[Figure data in JSON]
⟨
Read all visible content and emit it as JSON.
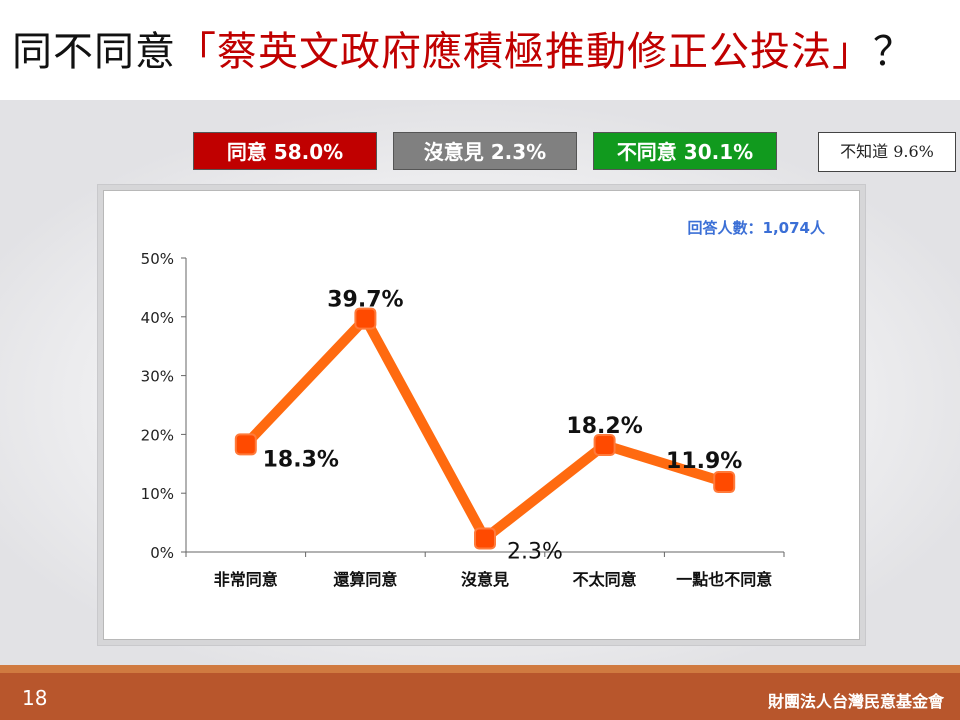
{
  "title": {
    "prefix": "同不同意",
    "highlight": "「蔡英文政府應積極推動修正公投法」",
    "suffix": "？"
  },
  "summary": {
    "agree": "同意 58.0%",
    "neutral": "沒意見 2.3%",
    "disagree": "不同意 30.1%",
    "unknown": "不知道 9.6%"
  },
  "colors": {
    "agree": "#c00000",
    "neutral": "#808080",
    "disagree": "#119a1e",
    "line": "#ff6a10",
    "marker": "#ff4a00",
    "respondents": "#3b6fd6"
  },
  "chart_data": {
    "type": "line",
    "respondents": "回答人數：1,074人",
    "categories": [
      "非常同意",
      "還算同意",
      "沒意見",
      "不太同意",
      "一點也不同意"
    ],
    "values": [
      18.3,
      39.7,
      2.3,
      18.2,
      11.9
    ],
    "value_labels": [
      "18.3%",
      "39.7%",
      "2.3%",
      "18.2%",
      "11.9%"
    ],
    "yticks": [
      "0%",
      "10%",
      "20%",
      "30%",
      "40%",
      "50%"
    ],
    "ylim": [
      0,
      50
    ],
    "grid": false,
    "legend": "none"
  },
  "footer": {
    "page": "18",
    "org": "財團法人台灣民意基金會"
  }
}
⟩
WHAT YOU ARE ASKED TO DO: Return to the listing above and set it down exactly, leaving out its pictures.

THE RESPONSE:
Read all visible content and emit it as JSON.
{
  "title": {
    "prefix": "同不同意",
    "highlight": "「蔡英文政府應積極推動修正公投法」",
    "suffix": "？"
  },
  "summary": {
    "agree": "同意 58.0%",
    "neutral": "沒意見 2.3%",
    "disagree": "不同意 30.1%",
    "unknown": "不知道 9.6%"
  },
  "colors": {
    "agree": "#c00000",
    "neutral": "#808080",
    "disagree": "#119a1e",
    "line": "#ff6a10",
    "marker": "#ff4a00",
    "respondents": "#3b6fd6"
  },
  "chart_data": {
    "type": "line",
    "respondents": "回答人數：1,074人",
    "categories": [
      "非常同意",
      "還算同意",
      "沒意見",
      "不太同意",
      "一點也不同意"
    ],
    "values": [
      18.3,
      39.7,
      2.3,
      18.2,
      11.9
    ],
    "value_labels": [
      "18.3%",
      "39.7%",
      "2.3%",
      "18.2%",
      "11.9%"
    ],
    "yticks": [
      "0%",
      "10%",
      "20%",
      "30%",
      "40%",
      "50%"
    ],
    "ylim": [
      0,
      50
    ],
    "grid": false,
    "legend": "none"
  },
  "footer": {
    "page": "18",
    "org": "財團法人台灣民意基金會"
  }
}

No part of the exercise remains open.